Records from a data collection:
---+---
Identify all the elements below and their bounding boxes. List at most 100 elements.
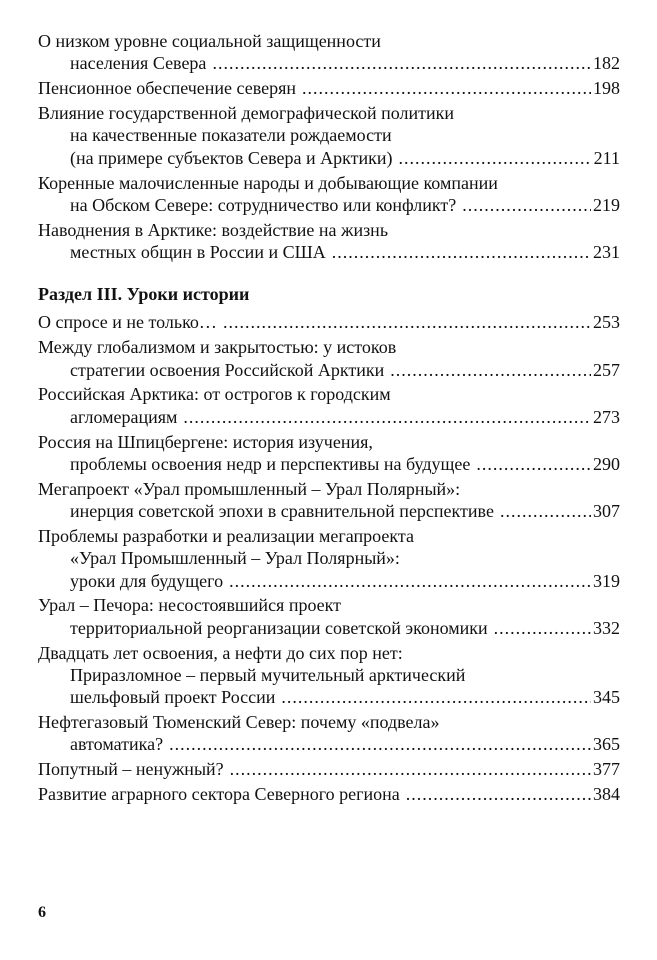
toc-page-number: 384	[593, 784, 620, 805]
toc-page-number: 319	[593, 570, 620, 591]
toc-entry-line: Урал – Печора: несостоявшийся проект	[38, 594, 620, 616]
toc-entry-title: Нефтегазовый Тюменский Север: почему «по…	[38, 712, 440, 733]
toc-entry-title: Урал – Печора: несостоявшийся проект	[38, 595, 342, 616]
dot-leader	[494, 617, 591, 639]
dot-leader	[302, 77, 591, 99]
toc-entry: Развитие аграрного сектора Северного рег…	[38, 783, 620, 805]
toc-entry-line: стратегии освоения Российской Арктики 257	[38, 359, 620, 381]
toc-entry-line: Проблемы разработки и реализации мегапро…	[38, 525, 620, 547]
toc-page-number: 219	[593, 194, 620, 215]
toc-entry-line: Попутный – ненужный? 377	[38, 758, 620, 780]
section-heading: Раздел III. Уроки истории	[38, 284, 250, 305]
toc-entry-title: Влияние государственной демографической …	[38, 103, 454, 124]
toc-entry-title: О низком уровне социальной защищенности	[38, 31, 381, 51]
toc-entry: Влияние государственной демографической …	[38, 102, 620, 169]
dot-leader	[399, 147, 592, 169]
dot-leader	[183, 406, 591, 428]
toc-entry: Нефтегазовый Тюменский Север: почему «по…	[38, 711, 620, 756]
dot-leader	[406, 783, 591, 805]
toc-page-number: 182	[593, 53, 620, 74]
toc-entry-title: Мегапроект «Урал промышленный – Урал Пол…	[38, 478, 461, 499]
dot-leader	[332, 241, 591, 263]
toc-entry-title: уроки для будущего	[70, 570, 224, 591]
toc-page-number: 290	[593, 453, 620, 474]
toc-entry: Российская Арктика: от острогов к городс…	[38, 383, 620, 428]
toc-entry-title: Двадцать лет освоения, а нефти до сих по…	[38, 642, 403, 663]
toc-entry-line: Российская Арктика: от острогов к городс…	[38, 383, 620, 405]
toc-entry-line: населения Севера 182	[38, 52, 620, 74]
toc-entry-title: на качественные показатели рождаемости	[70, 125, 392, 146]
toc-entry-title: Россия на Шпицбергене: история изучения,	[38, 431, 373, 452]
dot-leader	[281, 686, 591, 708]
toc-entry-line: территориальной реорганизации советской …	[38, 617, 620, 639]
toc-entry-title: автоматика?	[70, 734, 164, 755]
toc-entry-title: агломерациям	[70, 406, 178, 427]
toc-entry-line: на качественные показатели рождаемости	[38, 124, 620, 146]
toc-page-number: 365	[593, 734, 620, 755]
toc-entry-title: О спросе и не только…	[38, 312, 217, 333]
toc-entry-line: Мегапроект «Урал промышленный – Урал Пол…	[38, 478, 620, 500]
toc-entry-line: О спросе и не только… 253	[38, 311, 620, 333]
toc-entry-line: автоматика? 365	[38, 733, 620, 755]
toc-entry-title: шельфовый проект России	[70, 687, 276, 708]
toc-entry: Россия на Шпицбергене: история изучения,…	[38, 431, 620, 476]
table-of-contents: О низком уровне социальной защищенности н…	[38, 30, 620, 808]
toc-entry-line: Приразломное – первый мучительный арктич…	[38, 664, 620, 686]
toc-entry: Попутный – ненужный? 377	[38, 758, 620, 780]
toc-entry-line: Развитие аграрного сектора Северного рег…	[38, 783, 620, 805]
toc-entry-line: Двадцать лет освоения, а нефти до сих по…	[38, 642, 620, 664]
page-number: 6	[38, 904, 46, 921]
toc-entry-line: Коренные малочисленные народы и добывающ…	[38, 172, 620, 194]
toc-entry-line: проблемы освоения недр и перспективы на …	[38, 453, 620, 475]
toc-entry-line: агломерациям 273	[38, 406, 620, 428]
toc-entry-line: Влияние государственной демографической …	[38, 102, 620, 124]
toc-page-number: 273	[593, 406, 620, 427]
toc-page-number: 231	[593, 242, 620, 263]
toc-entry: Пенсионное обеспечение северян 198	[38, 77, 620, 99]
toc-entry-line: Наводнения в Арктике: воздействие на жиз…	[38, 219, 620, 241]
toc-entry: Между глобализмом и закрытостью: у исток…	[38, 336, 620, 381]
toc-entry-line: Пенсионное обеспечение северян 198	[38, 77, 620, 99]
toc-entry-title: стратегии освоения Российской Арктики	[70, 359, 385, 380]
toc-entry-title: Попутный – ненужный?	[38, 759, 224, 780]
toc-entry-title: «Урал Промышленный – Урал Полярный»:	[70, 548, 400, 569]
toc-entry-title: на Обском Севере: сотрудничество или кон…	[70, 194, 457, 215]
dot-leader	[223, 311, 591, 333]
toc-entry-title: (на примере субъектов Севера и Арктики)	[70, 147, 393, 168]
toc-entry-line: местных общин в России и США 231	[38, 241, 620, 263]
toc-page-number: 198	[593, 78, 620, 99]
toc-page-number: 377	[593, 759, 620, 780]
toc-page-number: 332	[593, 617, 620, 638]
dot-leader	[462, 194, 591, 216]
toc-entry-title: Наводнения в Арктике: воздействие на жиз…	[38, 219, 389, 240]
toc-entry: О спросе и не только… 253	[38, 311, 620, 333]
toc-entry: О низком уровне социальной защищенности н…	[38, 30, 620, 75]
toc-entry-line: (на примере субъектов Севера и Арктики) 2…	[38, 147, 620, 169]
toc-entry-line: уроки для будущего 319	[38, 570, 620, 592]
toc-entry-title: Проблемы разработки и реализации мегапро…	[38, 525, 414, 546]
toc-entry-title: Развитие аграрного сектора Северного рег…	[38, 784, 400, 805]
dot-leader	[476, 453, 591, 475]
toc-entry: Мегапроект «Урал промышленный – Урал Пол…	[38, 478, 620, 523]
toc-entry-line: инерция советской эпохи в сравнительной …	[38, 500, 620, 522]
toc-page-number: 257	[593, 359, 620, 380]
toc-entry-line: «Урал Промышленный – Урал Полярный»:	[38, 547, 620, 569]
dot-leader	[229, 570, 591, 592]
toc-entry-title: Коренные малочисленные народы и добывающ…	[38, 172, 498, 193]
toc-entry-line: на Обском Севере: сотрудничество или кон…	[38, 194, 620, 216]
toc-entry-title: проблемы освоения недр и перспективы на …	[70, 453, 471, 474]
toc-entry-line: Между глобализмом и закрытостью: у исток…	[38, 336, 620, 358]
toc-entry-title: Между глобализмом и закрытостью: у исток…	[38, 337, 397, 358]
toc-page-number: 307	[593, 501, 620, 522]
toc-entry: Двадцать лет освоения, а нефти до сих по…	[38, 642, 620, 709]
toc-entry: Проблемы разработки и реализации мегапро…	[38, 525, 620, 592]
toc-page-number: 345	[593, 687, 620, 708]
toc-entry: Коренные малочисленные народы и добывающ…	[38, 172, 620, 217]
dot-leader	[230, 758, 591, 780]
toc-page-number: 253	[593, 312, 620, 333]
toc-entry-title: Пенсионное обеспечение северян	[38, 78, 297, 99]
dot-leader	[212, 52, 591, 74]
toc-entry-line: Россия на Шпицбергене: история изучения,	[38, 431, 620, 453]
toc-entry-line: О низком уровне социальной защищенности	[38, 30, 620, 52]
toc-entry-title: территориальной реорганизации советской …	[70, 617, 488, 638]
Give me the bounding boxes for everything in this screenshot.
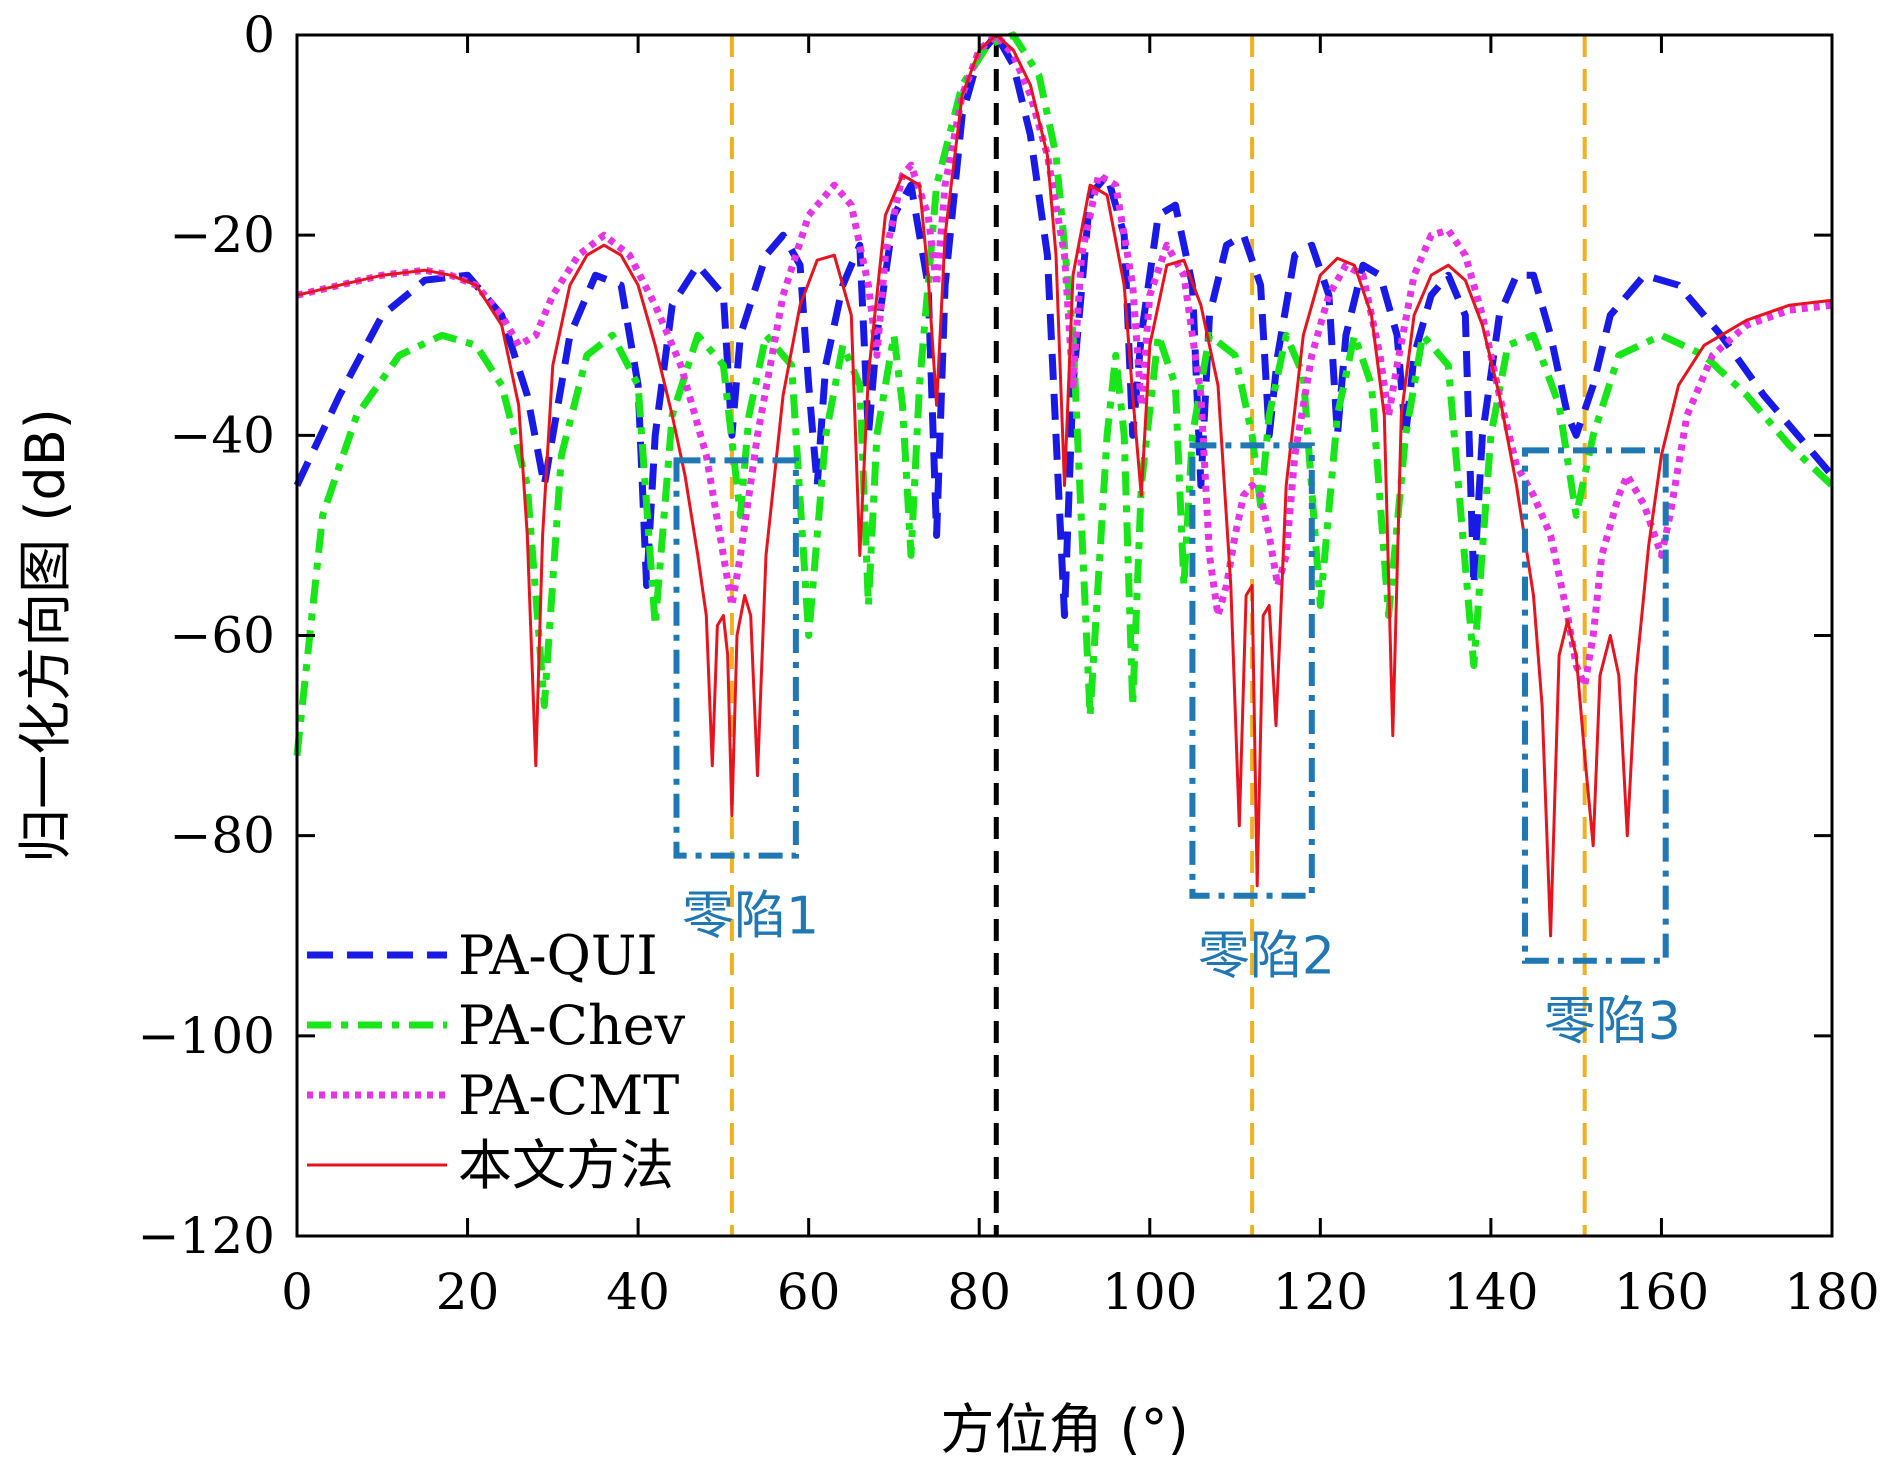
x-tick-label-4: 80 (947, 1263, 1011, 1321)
---+---
● To do:
Rewrite every line of the listing above, changing "dot-leader" to "leader-line" wherever it occurs and keeping everything else the same. Leave the pictures out.

● Solution below:
Identify all the elements below and their bounding boxes. List at most 100 elements.
toc-page-number: 384	[593, 784, 620, 805]
toc-page-number: 319	[593, 570, 620, 591]
toc-entry-line: Урал – Печора: несостоявшийся проект	[38, 594, 620, 616]
toc-entry-title: Нефтегазовый Тюменский Север: почему «по…	[38, 712, 440, 733]
toc-entry-title: Урал – Печора: несостоявшийся проект	[38, 595, 342, 616]
leader-line	[494, 617, 591, 639]
leader-line	[302, 77, 591, 99]
toc-entry: Развитие аграрного сектора Северного рег…	[38, 783, 620, 805]
toc-entry-line: стратегии освоения Российской Арктики 257	[38, 359, 620, 381]
toc-entry-line: Проблемы разработки и реализации мегапро…	[38, 525, 620, 547]
toc-page-number: 219	[593, 194, 620, 215]
toc-entry-line: Попутный – ненужный? 377	[38, 758, 620, 780]
section-heading: Раздел III. Уроки истории	[38, 284, 250, 305]
toc-entry-title: Влияние государственной демографической …	[38, 103, 454, 124]
toc-entry-title: О низком уровне социальной защищенности	[38, 31, 381, 51]
toc-entry: Влияние государственной демографической …	[38, 102, 620, 169]
leader-line	[399, 147, 592, 169]
leader-line	[183, 406, 591, 428]
toc-entry: Нефтегазовый Тюменский Север: почему «по…	[38, 711, 620, 756]
leader-line	[406, 783, 591, 805]
toc-page-number: 182	[593, 53, 620, 74]
toc-entry-title: Мегапроект «Урал промышленный – Урал Пол…	[38, 478, 461, 499]
leader-line	[332, 241, 591, 263]
toc-entry-title: уроки для будущего	[70, 570, 224, 591]
toc-page-number: 290	[593, 453, 620, 474]
toc-entry: Российская Арктика: от острогов к городс…	[38, 383, 620, 428]
toc-entry-title: Двадцать лет освоения, а нефти до сих по…	[38, 642, 403, 663]
toc-entry-line: Российская Арктика: от острогов к городс…	[38, 383, 620, 405]
toc-entry-line: населения Севера 182	[38, 52, 620, 74]
toc-entry-title: на качественные показатели рождаемости	[70, 125, 392, 146]
toc-entry-title: Россия на Шпицбергене: история изучения,	[38, 431, 373, 452]
leader-line	[281, 686, 591, 708]
toc-entry-line: территориальной реорганизации советской …	[38, 617, 620, 639]
toc-entry-title: автоматика?	[70, 734, 164, 755]
toc-entry-title: агломерациям	[70, 406, 178, 427]
toc-entry-line: на качественные показатели рождаемости	[38, 124, 620, 146]
toc-page-number: 365	[593, 734, 620, 755]
toc-entry-title: О спросе и не только…	[38, 312, 217, 333]
toc-entry-line: Мегапроект «Урал промышленный – Урал Пол…	[38, 478, 620, 500]
toc-entry-line: О спросе и не только… 253	[38, 311, 620, 333]
toc-entry-line: автоматика? 365	[38, 733, 620, 755]
toc-entry-title: шельфовый проект России	[70, 687, 276, 708]
toc-entry: Россия на Шпицбергене: история изучения,…	[38, 431, 620, 476]
table-of-contents: О низком уровне социальной защищенности н…	[38, 30, 620, 808]
toc-entry-line: Приразломное – первый мучительный арктич…	[38, 664, 620, 686]
toc-entry: Попутный – ненужный? 377	[38, 758, 620, 780]
toc-entry-line: Развитие аграрного сектора Северного рег…	[38, 783, 620, 805]
toc-entry-line: Двадцать лет освоения, а нефти до сих по…	[38, 642, 620, 664]
page-number: 6	[38, 904, 46, 921]
toc-entry-line: Коренные малочисленные народы и добывающ…	[38, 172, 620, 194]
toc-entry-line: проблемы освоения недр и перспективы на …	[38, 453, 620, 475]
toc-entry-line: агломерациям 273	[38, 406, 620, 428]
toc-entry-line: Влияние государственной демографической …	[38, 102, 620, 124]
toc-page-number: 273	[593, 406, 620, 427]
toc-page-number: 231	[593, 242, 620, 263]
toc-entry: Пенсионное обеспечение северян 198	[38, 77, 620, 99]
toc-entry-line: Наводнения в Арктике: воздействие на жиз…	[38, 219, 620, 241]
toc-entry: Между глобализмом и закрытостью: у исток…	[38, 336, 620, 381]
toc-entry-line: Пенсионное обеспечение северян 198	[38, 77, 620, 99]
toc-entry-title: стратегии освоения Российской Арктики	[70, 359, 385, 380]
toc-entry-title: Попутный – ненужный?	[38, 759, 224, 780]
toc-entry-title: «Урал Промышленный – Урал Полярный»:	[70, 548, 400, 569]
toc-entry-title: на Обском Севере: сотрудничество или кон…	[70, 194, 457, 215]
leader-line	[223, 311, 591, 333]
toc-entry-title: (на примере субъектов Севера и Арктики)	[70, 147, 393, 168]
toc-entry-line: местных общин в России и США 231	[38, 241, 620, 263]
toc-page-number: 198	[593, 78, 620, 99]
toc-page-number: 377	[593, 759, 620, 780]
toc-page-number: 332	[593, 617, 620, 638]
leader-line	[462, 194, 591, 216]
toc-entry-title: Наводнения в Арктике: воздействие на жиз…	[38, 219, 389, 240]
toc-entry: О спросе и не только… 253	[38, 311, 620, 333]
toc-entry: О низком уровне социальной защищенности н…	[38, 30, 620, 75]
toc-entry-line: (на примере субъектов Севера и Арктики) 2…	[38, 147, 620, 169]
toc-entry-line: уроки для будущего 319	[38, 570, 620, 592]
toc-entry-title: Проблемы разработки и реализации мегапро…	[38, 525, 414, 546]
toc-entry-title: Развитие аграрного сектора Северного рег…	[38, 784, 400, 805]
leader-line	[476, 453, 591, 475]
toc-entry: Мегапроект «Урал промышленный – Урал Пол…	[38, 478, 620, 523]
toc-entry-line: инерция советской эпохи в сравнительной …	[38, 500, 620, 522]
toc-page-number: 257	[593, 359, 620, 380]
toc-entry-line: «Урал Промышленный – Урал Полярный»:	[38, 547, 620, 569]
leader-line	[229, 570, 591, 592]
toc-entry-title: Коренные малочисленные народы и добывающ…	[38, 172, 498, 193]
toc-entry-line: на Обском Севере: сотрудничество или кон…	[38, 194, 620, 216]
toc-entry-title: проблемы освоения недр и перспективы на …	[70, 453, 471, 474]
toc-entry-line: Между глобализмом и закрытостью: у исток…	[38, 336, 620, 358]
toc-entry-title: Между глобализмом и закрытостью: у исток…	[38, 337, 397, 358]
toc-page-number: 307	[593, 501, 620, 522]
toc-entry: Двадцать лет освоения, а нефти до сих по…	[38, 642, 620, 709]
toc-entry: Проблемы разработки и реализации мегапро…	[38, 525, 620, 592]
toc-page-number: 345	[593, 687, 620, 708]
toc-entry: Коренные малочисленные народы и добывающ…	[38, 172, 620, 217]
leader-line	[230, 758, 591, 780]
toc-page-number: 253	[593, 312, 620, 333]
toc-entry-title: Пенсионное обеспечение северян	[38, 78, 297, 99]
leader-line	[212, 52, 591, 74]
toc-entry-line: Россия на Шпицбергене: история изучения,	[38, 431, 620, 453]
toc-entry-line: О низком уровне социальной защищенности	[38, 30, 620, 52]
toc-entry-title: территориальной реорганизации советской …	[70, 617, 488, 638]
Give me the bounding boxes for everything in this screenshot.
x-tick-label-4: 80 (947, 1263, 1011, 1321)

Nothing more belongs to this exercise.